■ **YOUR TASK**
Say how many lines in the data below contain the word "faudrait", and give no other text.

(Records excerpted from a collection)
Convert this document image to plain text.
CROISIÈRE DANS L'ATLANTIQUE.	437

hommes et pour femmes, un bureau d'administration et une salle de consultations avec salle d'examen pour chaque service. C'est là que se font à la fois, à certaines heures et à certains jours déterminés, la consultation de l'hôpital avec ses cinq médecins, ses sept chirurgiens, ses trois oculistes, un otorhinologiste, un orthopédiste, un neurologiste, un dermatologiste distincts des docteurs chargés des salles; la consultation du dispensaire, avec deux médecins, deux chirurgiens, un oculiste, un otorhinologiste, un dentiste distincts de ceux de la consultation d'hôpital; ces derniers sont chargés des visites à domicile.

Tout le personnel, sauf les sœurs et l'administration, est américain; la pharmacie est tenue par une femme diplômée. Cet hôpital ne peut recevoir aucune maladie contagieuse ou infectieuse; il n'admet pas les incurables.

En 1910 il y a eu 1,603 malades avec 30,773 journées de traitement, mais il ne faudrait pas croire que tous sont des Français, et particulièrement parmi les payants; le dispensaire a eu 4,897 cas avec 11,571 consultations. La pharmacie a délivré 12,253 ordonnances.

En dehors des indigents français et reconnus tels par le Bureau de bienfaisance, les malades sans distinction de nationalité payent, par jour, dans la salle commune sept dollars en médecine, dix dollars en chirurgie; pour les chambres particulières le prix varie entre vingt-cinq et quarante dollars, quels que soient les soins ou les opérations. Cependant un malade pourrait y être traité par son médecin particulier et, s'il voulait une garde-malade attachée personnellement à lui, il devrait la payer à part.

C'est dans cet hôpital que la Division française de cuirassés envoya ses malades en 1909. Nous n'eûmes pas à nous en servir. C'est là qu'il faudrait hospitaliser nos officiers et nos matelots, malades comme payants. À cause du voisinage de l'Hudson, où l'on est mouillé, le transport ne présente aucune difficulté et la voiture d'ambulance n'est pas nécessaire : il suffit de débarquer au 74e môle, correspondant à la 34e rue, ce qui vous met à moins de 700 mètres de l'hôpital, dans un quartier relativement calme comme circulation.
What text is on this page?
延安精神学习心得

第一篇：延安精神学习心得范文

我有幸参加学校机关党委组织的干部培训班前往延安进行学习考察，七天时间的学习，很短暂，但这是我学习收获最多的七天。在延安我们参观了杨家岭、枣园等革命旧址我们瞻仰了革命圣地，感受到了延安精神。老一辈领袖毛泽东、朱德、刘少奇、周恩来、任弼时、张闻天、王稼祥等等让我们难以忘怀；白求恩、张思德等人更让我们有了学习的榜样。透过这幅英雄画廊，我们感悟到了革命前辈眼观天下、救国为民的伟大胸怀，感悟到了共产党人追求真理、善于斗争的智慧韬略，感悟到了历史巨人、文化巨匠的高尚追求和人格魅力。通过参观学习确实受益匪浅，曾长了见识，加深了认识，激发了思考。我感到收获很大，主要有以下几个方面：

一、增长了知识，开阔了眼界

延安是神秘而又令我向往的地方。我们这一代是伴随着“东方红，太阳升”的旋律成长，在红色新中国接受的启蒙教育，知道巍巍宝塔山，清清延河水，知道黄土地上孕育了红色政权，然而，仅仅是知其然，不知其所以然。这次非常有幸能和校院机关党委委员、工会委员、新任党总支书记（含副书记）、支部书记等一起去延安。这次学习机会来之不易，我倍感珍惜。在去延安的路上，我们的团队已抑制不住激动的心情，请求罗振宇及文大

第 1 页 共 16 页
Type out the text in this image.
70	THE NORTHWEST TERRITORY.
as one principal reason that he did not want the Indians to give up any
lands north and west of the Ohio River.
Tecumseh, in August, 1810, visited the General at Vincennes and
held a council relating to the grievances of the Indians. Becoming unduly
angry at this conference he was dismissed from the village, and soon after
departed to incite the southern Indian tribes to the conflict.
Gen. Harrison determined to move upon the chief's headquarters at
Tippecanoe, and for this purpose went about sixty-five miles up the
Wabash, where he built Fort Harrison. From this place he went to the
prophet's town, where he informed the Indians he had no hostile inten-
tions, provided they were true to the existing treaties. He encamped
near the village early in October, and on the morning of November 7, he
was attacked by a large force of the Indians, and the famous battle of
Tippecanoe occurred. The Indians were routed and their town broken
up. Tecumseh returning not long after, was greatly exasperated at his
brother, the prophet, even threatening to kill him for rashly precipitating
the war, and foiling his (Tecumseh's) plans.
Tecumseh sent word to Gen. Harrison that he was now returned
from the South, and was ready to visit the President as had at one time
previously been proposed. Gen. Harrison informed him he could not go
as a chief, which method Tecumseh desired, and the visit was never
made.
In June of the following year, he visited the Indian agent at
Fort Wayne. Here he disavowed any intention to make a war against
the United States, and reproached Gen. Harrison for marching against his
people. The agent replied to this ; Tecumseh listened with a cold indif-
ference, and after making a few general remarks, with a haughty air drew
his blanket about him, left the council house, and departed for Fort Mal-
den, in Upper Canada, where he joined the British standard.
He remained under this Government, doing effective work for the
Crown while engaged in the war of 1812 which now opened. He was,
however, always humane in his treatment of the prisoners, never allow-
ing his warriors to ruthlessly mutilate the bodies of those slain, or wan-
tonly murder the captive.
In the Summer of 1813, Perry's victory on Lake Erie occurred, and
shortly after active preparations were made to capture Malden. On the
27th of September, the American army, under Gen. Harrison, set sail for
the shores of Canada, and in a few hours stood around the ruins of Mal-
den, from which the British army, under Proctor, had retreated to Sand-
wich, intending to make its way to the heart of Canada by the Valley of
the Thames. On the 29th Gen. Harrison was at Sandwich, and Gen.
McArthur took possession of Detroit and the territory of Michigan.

■ **SOLUTION TO THIS PROBLEM**
2